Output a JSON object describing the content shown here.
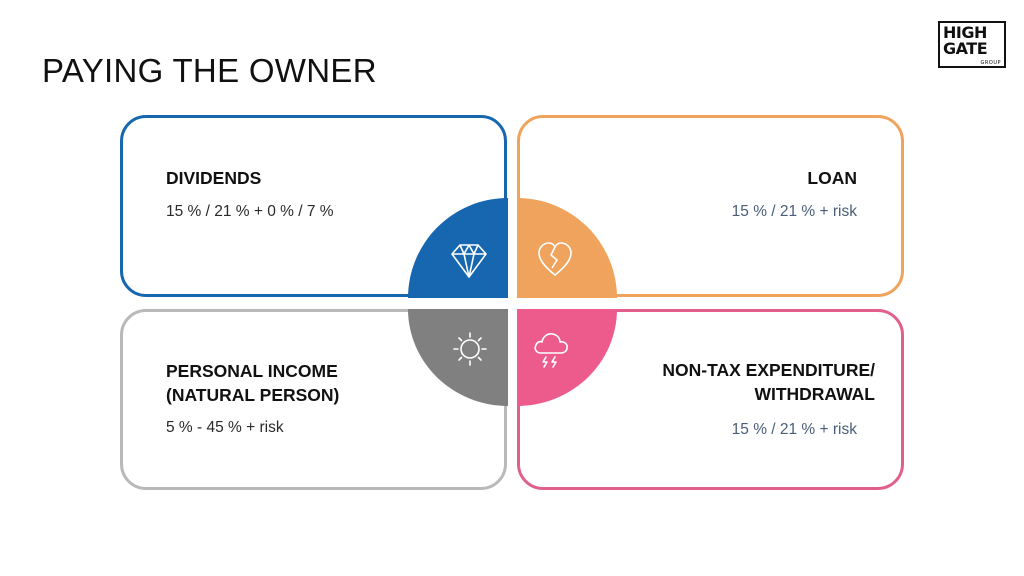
{
  "title": "PAYING THE OWNER",
  "logo": {
    "line1": "HIGH",
    "line2": "GATE",
    "line3": "GROUP"
  },
  "cards": {
    "dividends": {
      "heading": "DIVIDENDS",
      "value": "15 % / 21 % + 0 % / 7 %",
      "icon": "diamond-icon",
      "color": "#1767b0"
    },
    "loan": {
      "heading": "LOAN",
      "value": "15 % / 21 % + risk",
      "icon": "broken-heart-icon",
      "color": "#f0a35c"
    },
    "personal_income": {
      "heading_line1": "PERSONAL INCOME",
      "heading_line2": "(NATURAL PERSON)",
      "value": "5 % - 45 % + risk",
      "icon": "sun-icon",
      "color": "#808080"
    },
    "non_tax": {
      "heading_line1": "NON-TAX EXPENDITURE/",
      "heading_line2": "WITHDRAWAL",
      "value": "15 % / 21 % + risk",
      "icon": "storm-cloud-icon",
      "color": "#ec5b8b"
    }
  }
}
# # # # #
## Task details
Give nothing but the number of lines containing the string "value".

## Output for this task
4